» Exercise description
All entries below need to be written out exactly, but without their pictures.

» Extracted entries
>> BEGIN

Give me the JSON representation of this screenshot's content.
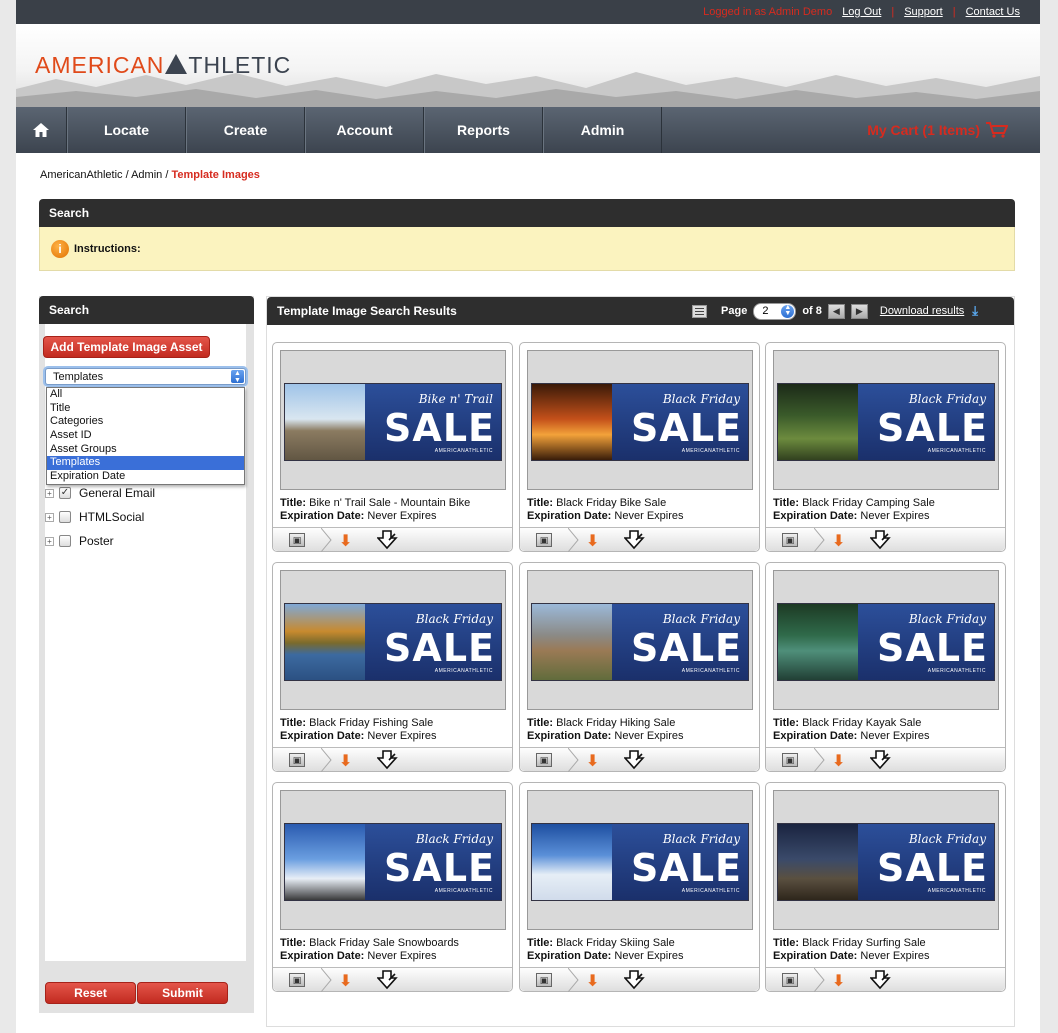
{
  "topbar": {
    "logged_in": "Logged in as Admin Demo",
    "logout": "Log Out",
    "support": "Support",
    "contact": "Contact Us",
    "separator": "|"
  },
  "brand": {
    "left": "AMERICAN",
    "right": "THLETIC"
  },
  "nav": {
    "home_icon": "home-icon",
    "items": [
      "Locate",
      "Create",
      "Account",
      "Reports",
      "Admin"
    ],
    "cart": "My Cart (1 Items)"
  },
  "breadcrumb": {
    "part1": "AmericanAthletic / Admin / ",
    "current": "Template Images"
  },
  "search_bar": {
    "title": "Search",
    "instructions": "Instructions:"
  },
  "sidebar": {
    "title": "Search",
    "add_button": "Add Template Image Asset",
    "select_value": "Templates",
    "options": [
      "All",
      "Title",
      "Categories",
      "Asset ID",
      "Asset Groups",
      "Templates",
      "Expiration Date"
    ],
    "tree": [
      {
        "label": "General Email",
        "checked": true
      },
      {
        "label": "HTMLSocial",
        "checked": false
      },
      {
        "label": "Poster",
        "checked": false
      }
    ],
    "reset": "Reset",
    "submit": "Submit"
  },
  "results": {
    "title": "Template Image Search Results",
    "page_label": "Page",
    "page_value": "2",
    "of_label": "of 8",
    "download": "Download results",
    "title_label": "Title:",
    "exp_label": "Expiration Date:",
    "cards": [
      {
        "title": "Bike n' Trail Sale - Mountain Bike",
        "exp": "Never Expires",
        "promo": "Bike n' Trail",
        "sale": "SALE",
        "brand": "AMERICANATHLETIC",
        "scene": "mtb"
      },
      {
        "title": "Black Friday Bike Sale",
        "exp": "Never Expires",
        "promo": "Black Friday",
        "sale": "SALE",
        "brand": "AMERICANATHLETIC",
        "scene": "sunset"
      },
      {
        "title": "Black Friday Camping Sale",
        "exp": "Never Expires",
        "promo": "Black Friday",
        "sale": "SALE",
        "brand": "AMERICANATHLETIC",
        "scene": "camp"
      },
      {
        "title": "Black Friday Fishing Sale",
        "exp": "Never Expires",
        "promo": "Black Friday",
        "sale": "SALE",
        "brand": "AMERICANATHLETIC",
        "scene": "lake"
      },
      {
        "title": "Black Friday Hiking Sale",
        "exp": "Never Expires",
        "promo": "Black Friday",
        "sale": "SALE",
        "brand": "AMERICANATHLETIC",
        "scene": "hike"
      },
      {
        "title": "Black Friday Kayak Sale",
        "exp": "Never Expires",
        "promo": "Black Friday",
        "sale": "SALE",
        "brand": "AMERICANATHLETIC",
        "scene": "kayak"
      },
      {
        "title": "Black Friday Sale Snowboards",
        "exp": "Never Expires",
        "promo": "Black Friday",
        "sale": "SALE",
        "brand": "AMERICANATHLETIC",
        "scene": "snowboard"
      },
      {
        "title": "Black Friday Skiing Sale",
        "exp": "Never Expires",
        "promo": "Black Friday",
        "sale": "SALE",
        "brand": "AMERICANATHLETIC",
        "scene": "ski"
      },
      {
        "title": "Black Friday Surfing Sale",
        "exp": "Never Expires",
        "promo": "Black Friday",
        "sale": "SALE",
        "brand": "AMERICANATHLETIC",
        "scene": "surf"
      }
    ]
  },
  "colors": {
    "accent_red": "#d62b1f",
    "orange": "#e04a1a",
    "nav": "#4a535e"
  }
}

>> END

» Worked solution
Give me the JSON representation of this screenshot's content.
{
  "topbar": {
    "logged_in": "Logged in as Admin Demo",
    "logout": "Log Out",
    "support": "Support",
    "contact": "Contact Us",
    "separator": "|"
  },
  "brand": {
    "left": "AMERICAN",
    "right": "THLETIC"
  },
  "nav": {
    "home_icon": "home-icon",
    "items": [
      "Locate",
      "Create",
      "Account",
      "Reports",
      "Admin"
    ],
    "cart": "My Cart (1 Items)"
  },
  "breadcrumb": {
    "part1": "AmericanAthletic / Admin / ",
    "current": "Template Images"
  },
  "search_bar": {
    "title": "Search",
    "instructions": "Instructions:"
  },
  "sidebar": {
    "title": "Search",
    "add_button": "Add Template Image Asset",
    "select_value": "Templates",
    "options": [
      "All",
      "Title",
      "Categories",
      "Asset ID",
      "Asset Groups",
      "Templates",
      "Expiration Date"
    ],
    "tree": [
      {
        "label": "General Email",
        "checked": true
      },
      {
        "label": "HTMLSocial",
        "checked": false
      },
      {
        "label": "Poster",
        "checked": false
      }
    ],
    "reset": "Reset",
    "submit": "Submit"
  },
  "results": {
    "title": "Template Image Search Results",
    "page_label": "Page",
    "page_value": "2",
    "of_label": "of 8",
    "download": "Download results",
    "title_label": "Title:",
    "exp_label": "Expiration Date:",
    "cards": [
      {
        "title": "Bike n' Trail Sale - Mountain Bike",
        "exp": "Never Expires",
        "promo": "Bike n' Trail",
        "sale": "SALE",
        "brand": "AMERICANATHLETIC",
        "scene": "mtb"
      },
      {
        "title": "Black Friday Bike Sale",
        "exp": "Never Expires",
        "promo": "Black Friday",
        "sale": "SALE",
        "brand": "AMERICANATHLETIC",
        "scene": "sunset"
      },
      {
        "title": "Black Friday Camping Sale",
        "exp": "Never Expires",
        "promo": "Black Friday",
        "sale": "SALE",
        "brand": "AMERICANATHLETIC",
        "scene": "camp"
      },
      {
        "title": "Black Friday Fishing Sale",
        "exp": "Never Expires",
        "promo": "Black Friday",
        "sale": "SALE",
        "brand": "AMERICANATHLETIC",
        "scene": "lake"
      },
      {
        "title": "Black Friday Hiking Sale",
        "exp": "Never Expires",
        "promo": "Black Friday",
        "sale": "SALE",
        "brand": "AMERICANATHLETIC",
        "scene": "hike"
      },
      {
        "title": "Black Friday Kayak Sale",
        "exp": "Never Expires",
        "promo": "Black Friday",
        "sale": "SALE",
        "brand": "AMERICANATHLETIC",
        "scene": "kayak"
      },
      {
        "title": "Black Friday Sale Snowboards",
        "exp": "Never Expires",
        "promo": "Black Friday",
        "sale": "SALE",
        "brand": "AMERICANATHLETIC",
        "scene": "snowboard"
      },
      {
        "title": "Black Friday Skiing Sale",
        "exp": "Never Expires",
        "promo": "Black Friday",
        "sale": "SALE",
        "brand": "AMERICANATHLETIC",
        "scene": "ski"
      },
      {
        "title": "Black Friday Surfing Sale",
        "exp": "Never Expires",
        "promo": "Black Friday",
        "sale": "SALE",
        "brand": "AMERICANATHLETIC",
        "scene": "surf"
      }
    ]
  },
  "colors": {
    "accent_red": "#d62b1f",
    "orange": "#e04a1a",
    "nav": "#4a535e"
  }
}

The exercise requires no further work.